■ OBJECTIVE
Examine each line of the data. Copy those that contain the string "Configure".

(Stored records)
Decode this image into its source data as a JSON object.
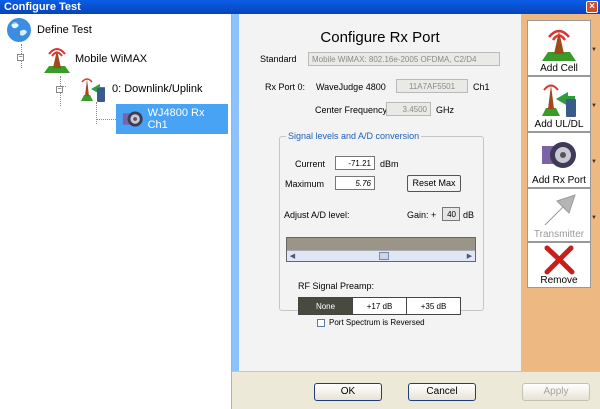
{
  "window": {
    "title": "Configure Test",
    "close_icon": "×"
  },
  "tree": {
    "items": [
      {
        "label": "Define Test",
        "icon": "globe-icon"
      },
      {
        "label": "Mobile WiMAX",
        "icon": "cell-tower-icon"
      },
      {
        "label": "0: Downlink/Uplink",
        "icon": "uldl-icon"
      },
      {
        "label": "WJ4800 Rx Ch1",
        "icon": "rx-port-icon"
      }
    ],
    "expander_minus": "−"
  },
  "panel": {
    "title": "Configure Rx Port",
    "standard_label": "Standard",
    "standard_value": "Mobile WiMAX: 802.16e-2005 OFDMA, C2/D4",
    "rx_port_label": "Rx Port 0:",
    "wavejudge_label": "WaveJudge 4800",
    "serial_value": "11A7AF5501",
    "channel_label": "Ch1",
    "center_freq_label": "Center Frequency",
    "center_freq_value": "3.4500",
    "center_freq_unit": "GHz",
    "group_title": "Signal levels and A/D conversion",
    "current_label": "Current",
    "current_value": "-71.21",
    "current_unit": "dBm",
    "maximum_label": "Maximum",
    "maximum_value": "5.76",
    "reset_max_label": "Reset Max",
    "adjust_label": "Adjust A/D level:",
    "gain_label": "Gain: +",
    "gain_value": "40",
    "gain_unit": "dB",
    "slider_position": 0.52,
    "preamp_label": "RF Signal Preamp:",
    "preamp_options": [
      "None",
      "+17 dB",
      "+35 dB"
    ],
    "preamp_selected": "None",
    "spectrum_reversed_label": "Port Spectrum is Reversed",
    "spectrum_reversed_checked": false
  },
  "toolbar": {
    "add_cell": "Add Cell",
    "add_uldl": "Add UL/DL",
    "add_rx_port": "Add Rx Port",
    "transmitter": "Transmitter",
    "remove": "Remove",
    "dropdown_glyph": "▼"
  },
  "footer": {
    "ok": "OK",
    "cancel": "Cancel",
    "apply": "Apply"
  },
  "colors": {
    "selection": "#48a3f5",
    "splitter": "#8cc3ff",
    "toolbar_bg": "#eeb883",
    "group_title": "#1f5fb8"
  }
}
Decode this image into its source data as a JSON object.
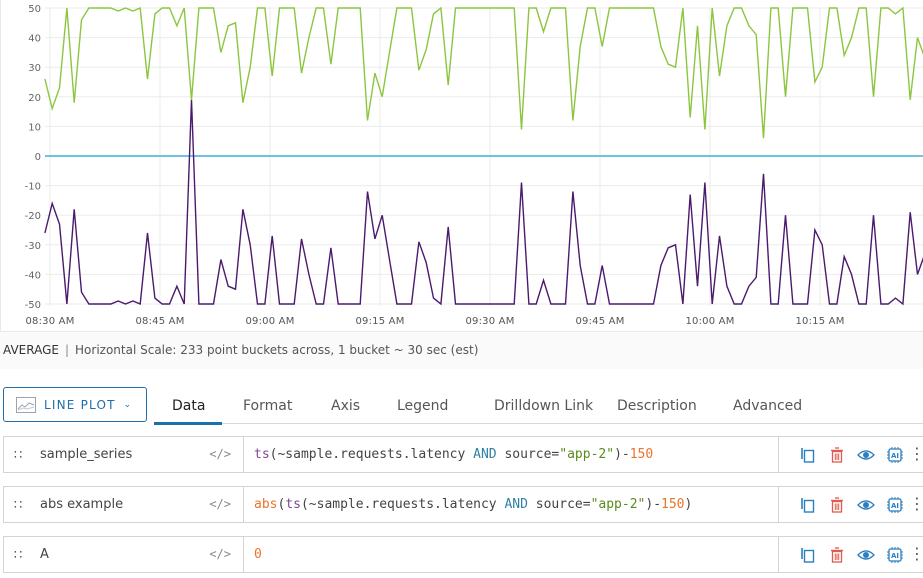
{
  "chart_data": {
    "type": "line",
    "title": "",
    "xlabel": "",
    "ylabel": "",
    "ylim": [
      -50,
      50
    ],
    "yticks": [
      50,
      40,
      30,
      20,
      10,
      0,
      -10,
      -20,
      -30,
      -40,
      -50
    ],
    "xtick_labels": [
      "08:30 AM",
      "08:45 AM",
      "09:00 AM",
      "09:15 AM",
      "09:30 AM",
      "09:45 AM",
      "10:00 AM",
      "10:15 AM"
    ],
    "x_start_minute_offset": -0.7,
    "x_minutes_per_point": 1,
    "grid": true,
    "legend": "none",
    "series": [
      {
        "name": "sample_series",
        "color": "#4b1a6e",
        "values": [
          -26,
          -16,
          -23,
          -50,
          -18,
          -46,
          -50,
          -50,
          -50,
          -50,
          -49,
          -50,
          -49,
          -50,
          -26,
          -48,
          -50,
          -50,
          -44,
          -50,
          19,
          -50,
          -50,
          -50,
          -35,
          -44,
          -45,
          -18,
          -30,
          -50,
          -50,
          -27,
          -50,
          -50,
          -50,
          -28,
          -40,
          -50,
          -50,
          -31,
          -50,
          -50,
          -50,
          -50,
          -12,
          -28,
          -20,
          -35,
          -50,
          -50,
          -50,
          -29,
          -36,
          -48,
          -50,
          -24,
          -50,
          -50,
          -50,
          -50,
          -50,
          -50,
          -50,
          -50,
          -50,
          -9,
          -50,
          -50,
          -42,
          -50,
          -50,
          -50,
          -12,
          -37,
          -50,
          -50,
          -37,
          -50,
          -50,
          -50,
          -50,
          -50,
          -50,
          -50,
          -37,
          -31,
          -30,
          -50,
          -13,
          -44,
          -9,
          -50,
          -27,
          -44,
          -50,
          -50,
          -44,
          -41,
          -6,
          -50,
          -50,
          -20,
          -50,
          -50,
          -50,
          -25,
          -30,
          -50,
          -50,
          -34,
          -40,
          -50,
          -50,
          -20,
          -50,
          -50,
          -48,
          -50,
          -19,
          -40,
          -33
        ]
      },
      {
        "name": "abs example",
        "color": "#8cc63f",
        "values": [
          26,
          16,
          23,
          50,
          18,
          46,
          50,
          50,
          50,
          50,
          49,
          50,
          49,
          50,
          26,
          48,
          50,
          50,
          44,
          50,
          19,
          50,
          50,
          50,
          35,
          44,
          45,
          18,
          30,
          50,
          50,
          27,
          50,
          50,
          50,
          28,
          40,
          50,
          50,
          31,
          50,
          50,
          50,
          50,
          12,
          28,
          20,
          35,
          50,
          50,
          50,
          29,
          36,
          48,
          50,
          24,
          50,
          50,
          50,
          50,
          50,
          50,
          50,
          50,
          50,
          9,
          50,
          50,
          42,
          50,
          50,
          50,
          12,
          37,
          50,
          50,
          37,
          50,
          50,
          50,
          50,
          50,
          50,
          50,
          37,
          31,
          30,
          50,
          13,
          44,
          9,
          50,
          27,
          44,
          50,
          50,
          44,
          41,
          6,
          50,
          50,
          20,
          50,
          50,
          50,
          25,
          30,
          50,
          50,
          34,
          40,
          50,
          50,
          20,
          50,
          50,
          48,
          50,
          19,
          40,
          33
        ]
      },
      {
        "name": "A",
        "color": "#6fc3dc",
        "constant": 0
      }
    ]
  },
  "status": {
    "aggregation": "AVERAGE",
    "separator": "|",
    "description": "Horizontal Scale: 233 point buckets across, 1 bucket ~ 30 sec (est)"
  },
  "toolbar": {
    "chart_type_label": "LINE PLOT",
    "chart_type_icon": "line-chart-icon",
    "chevron_icon": "chevron-down-icon",
    "tabs": [
      {
        "label": "Data",
        "active": true
      },
      {
        "label": "Format",
        "active": false
      },
      {
        "label": "Axis",
        "active": false
      },
      {
        "label": "Legend",
        "active": false
      },
      {
        "label": "Drilldown Link",
        "active": false
      },
      {
        "label": "Description",
        "active": false
      },
      {
        "label": "Advanced",
        "active": false
      }
    ]
  },
  "queries": [
    {
      "name": "sample_series",
      "code_toggle": "</>",
      "tokens": [
        {
          "t": "ts",
          "c": "fn1"
        },
        {
          "t": "(~sample.requests.latency ",
          "c": "plain"
        },
        {
          "t": "AND",
          "c": "kw"
        },
        {
          "t": " source=",
          "c": "plain"
        },
        {
          "t": "\"app-2\"",
          "c": "str"
        },
        {
          "t": ")-",
          "c": "plain"
        },
        {
          "t": "150",
          "c": "num"
        }
      ]
    },
    {
      "name": "abs example",
      "code_toggle": "</>",
      "tokens": [
        {
          "t": "abs",
          "c": "fn2"
        },
        {
          "t": "(",
          "c": "plain"
        },
        {
          "t": "ts",
          "c": "fn1"
        },
        {
          "t": "(~sample.requests.latency ",
          "c": "plain"
        },
        {
          "t": "AND",
          "c": "kw"
        },
        {
          "t": " source=",
          "c": "plain"
        },
        {
          "t": "\"app-2\"",
          "c": "str"
        },
        {
          "t": ")-",
          "c": "plain"
        },
        {
          "t": "150",
          "c": "num"
        },
        {
          "t": ")",
          "c": "plain"
        }
      ]
    },
    {
      "name": "A",
      "code_toggle": "</>",
      "tokens": [
        {
          "t": "0",
          "c": "num"
        }
      ]
    }
  ],
  "row_actions": [
    "copy-icon",
    "delete-icon",
    "eye-icon",
    "ai-icon",
    "more-icon"
  ],
  "colors": {
    "accent": "#1c6fa9",
    "delete": "#e05a4e",
    "action_blue": "#2a7fc0"
  }
}
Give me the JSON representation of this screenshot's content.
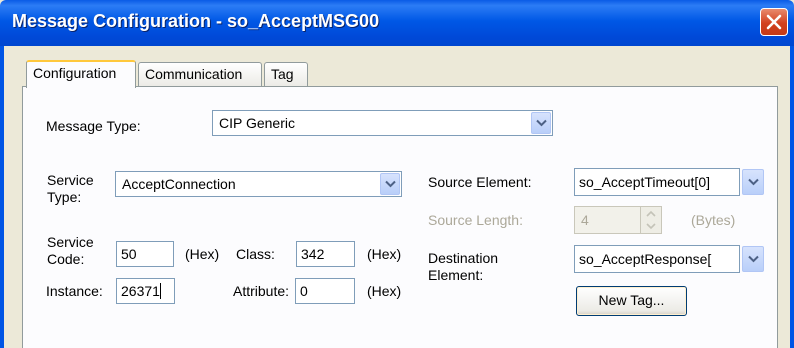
{
  "window": {
    "title": "Message Configuration - so_AcceptMSG00"
  },
  "tabs": [
    {
      "label": "Configuration",
      "active": true
    },
    {
      "label": "Communication",
      "active": false
    },
    {
      "label": "Tag",
      "active": false
    }
  ],
  "form": {
    "message_type_label": "Message Type:",
    "message_type_value": "CIP Generic",
    "service_type_label_1": "Service",
    "service_type_label_2": "Type:",
    "service_type_value": "AcceptConnection",
    "service_code_label_1": "Service",
    "service_code_label_2": "Code:",
    "service_code_value": "50",
    "hex_unit": "(Hex)",
    "class_label": "Class:",
    "class_value": "342",
    "instance_label": "Instance:",
    "instance_value": "26371",
    "attribute_label": "Attribute:",
    "attribute_value": "0",
    "source_element_label": "Source Element:",
    "source_element_value": "so_AcceptTimeout[0]",
    "source_length_label": "Source Length:",
    "source_length_value": "4",
    "bytes_unit": "(Bytes)",
    "destination_label_1": "Destination",
    "destination_label_2": "Element:",
    "destination_value": "so_AcceptResponse[",
    "new_tag_button": "New Tag..."
  },
  "icons": {
    "close": "close-icon",
    "dropdown": "chevron-down-icon",
    "spinner": "spinner-icon"
  },
  "colors": {
    "titlebar": "#0058E6",
    "close_button": "#D2411F",
    "dialog_background": "#ECE9D8",
    "active_tab_accent": "#FFC83C"
  }
}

■ SOLUTION TO THE PROBLEM
    "title": "Configure Test",
    "title": "Configure Rx Port",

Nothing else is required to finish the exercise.